# Problem description:
Retype, character for character, the stretch of items from the very first line through the line containing "latin-text-line: vt ſi", with both ends included.

# Data to process:
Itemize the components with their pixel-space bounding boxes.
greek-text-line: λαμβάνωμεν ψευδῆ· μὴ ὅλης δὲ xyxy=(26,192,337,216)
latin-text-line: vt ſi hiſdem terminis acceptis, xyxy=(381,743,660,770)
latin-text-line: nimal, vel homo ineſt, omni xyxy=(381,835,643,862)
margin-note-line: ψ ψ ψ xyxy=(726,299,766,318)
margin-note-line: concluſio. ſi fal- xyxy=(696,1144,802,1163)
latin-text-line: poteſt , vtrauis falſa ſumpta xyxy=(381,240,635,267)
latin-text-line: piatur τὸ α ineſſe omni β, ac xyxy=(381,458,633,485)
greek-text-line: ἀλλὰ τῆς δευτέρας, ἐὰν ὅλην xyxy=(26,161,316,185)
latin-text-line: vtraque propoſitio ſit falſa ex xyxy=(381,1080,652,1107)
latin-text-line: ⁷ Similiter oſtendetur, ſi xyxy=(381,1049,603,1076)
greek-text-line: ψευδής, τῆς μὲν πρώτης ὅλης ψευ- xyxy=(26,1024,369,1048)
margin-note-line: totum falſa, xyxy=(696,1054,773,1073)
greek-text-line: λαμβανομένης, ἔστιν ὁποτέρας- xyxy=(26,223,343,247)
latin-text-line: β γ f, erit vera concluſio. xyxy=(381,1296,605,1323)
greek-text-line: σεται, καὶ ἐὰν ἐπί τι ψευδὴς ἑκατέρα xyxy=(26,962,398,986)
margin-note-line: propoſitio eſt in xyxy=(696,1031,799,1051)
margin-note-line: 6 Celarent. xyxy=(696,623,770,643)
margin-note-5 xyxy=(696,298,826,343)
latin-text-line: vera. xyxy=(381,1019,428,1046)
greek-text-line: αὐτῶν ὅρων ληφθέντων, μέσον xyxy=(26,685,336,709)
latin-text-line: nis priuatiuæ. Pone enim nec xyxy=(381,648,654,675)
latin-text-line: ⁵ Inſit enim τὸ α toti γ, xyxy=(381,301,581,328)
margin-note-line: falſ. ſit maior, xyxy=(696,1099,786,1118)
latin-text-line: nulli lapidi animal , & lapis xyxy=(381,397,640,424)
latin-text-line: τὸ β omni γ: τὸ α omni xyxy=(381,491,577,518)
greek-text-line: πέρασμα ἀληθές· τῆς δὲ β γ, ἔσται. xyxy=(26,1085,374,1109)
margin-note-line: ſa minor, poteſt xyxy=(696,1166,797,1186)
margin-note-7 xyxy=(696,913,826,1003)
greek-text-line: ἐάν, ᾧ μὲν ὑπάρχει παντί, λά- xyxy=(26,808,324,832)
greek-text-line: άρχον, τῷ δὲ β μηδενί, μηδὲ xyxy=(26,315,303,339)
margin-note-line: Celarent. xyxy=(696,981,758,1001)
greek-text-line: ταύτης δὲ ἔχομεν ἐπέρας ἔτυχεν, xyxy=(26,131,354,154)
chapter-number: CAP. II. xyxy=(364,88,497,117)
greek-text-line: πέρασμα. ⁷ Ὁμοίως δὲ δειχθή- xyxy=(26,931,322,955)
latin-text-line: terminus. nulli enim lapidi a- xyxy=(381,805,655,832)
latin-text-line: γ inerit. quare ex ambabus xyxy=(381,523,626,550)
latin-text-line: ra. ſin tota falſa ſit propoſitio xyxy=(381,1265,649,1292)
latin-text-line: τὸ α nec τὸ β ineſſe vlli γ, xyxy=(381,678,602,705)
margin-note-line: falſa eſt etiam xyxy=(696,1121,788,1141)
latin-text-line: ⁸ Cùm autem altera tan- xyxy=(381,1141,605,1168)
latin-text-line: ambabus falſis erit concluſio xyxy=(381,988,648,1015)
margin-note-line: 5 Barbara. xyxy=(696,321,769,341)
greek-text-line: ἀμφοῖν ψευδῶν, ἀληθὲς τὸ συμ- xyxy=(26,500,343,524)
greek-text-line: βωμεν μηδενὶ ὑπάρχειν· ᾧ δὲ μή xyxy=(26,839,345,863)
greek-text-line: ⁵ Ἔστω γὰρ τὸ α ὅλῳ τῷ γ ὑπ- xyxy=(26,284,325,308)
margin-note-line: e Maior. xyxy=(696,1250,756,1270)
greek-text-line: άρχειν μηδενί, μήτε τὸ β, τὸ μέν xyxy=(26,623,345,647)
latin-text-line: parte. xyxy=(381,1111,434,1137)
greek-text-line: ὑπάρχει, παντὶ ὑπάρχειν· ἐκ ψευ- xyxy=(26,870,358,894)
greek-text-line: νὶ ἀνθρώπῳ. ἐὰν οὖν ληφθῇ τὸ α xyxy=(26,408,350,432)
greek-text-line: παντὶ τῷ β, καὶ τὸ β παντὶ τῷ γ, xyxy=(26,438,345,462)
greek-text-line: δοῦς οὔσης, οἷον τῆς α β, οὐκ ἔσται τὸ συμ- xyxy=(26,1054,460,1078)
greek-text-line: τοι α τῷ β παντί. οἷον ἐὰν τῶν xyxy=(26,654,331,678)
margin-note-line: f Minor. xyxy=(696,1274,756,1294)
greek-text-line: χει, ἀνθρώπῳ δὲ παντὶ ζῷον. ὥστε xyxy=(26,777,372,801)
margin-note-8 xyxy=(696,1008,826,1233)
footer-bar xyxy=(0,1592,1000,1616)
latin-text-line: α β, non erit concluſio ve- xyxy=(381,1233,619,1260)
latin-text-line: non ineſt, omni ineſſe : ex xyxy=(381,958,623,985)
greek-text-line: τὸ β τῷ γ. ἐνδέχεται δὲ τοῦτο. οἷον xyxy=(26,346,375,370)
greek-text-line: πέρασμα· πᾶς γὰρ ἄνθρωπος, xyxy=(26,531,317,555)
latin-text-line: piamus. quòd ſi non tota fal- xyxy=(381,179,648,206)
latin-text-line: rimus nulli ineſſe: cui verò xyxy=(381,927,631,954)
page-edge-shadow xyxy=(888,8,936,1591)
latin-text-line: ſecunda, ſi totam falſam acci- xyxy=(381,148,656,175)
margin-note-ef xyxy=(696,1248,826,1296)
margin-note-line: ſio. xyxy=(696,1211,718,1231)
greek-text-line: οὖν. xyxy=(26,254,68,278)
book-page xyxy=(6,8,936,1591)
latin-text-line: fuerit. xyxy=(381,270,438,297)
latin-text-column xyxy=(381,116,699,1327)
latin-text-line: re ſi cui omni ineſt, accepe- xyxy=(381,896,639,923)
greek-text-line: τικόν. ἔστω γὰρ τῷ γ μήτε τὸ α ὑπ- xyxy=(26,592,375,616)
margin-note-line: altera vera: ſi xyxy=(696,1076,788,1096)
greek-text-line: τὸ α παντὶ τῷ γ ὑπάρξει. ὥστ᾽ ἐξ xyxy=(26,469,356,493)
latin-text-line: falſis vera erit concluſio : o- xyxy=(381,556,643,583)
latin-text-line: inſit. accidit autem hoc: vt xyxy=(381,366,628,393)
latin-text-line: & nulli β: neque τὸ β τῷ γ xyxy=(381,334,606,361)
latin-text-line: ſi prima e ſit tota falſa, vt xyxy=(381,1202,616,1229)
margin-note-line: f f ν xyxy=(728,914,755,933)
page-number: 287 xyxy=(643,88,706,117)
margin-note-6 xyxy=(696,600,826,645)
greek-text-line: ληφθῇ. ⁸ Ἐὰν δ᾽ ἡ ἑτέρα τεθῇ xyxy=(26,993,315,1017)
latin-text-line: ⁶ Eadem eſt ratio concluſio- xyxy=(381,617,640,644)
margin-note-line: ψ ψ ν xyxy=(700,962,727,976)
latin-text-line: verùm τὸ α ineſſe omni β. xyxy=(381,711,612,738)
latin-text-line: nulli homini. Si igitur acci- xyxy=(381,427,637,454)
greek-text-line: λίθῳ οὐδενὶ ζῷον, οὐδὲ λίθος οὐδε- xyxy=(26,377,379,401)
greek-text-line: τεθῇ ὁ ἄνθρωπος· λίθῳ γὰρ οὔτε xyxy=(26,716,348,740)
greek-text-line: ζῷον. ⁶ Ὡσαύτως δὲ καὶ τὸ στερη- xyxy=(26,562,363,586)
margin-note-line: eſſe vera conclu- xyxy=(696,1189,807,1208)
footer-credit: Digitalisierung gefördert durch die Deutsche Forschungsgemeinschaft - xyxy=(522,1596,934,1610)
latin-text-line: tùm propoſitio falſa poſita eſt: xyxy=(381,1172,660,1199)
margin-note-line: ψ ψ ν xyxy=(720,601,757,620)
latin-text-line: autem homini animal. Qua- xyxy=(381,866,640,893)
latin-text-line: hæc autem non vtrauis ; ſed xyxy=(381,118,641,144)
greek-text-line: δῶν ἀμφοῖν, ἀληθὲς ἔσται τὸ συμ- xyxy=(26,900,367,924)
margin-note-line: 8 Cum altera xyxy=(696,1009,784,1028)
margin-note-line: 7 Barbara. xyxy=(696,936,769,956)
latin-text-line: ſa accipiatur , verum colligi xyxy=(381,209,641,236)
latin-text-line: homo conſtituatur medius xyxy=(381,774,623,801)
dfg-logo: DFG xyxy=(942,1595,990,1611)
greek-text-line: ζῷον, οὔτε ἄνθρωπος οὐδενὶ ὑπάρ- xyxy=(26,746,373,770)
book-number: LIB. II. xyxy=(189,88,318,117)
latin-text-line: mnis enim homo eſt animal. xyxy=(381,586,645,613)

# Final result:
Itemize the components with their pixel-space bounding boxes.
greek-text-line: λαμβάνωμεν ψευδῆ· μὴ ὅλης δὲ xyxy=(26,192,337,216)
latin-text-line: vt ſi hiſdem terminis acceptis, xyxy=(381,743,660,770)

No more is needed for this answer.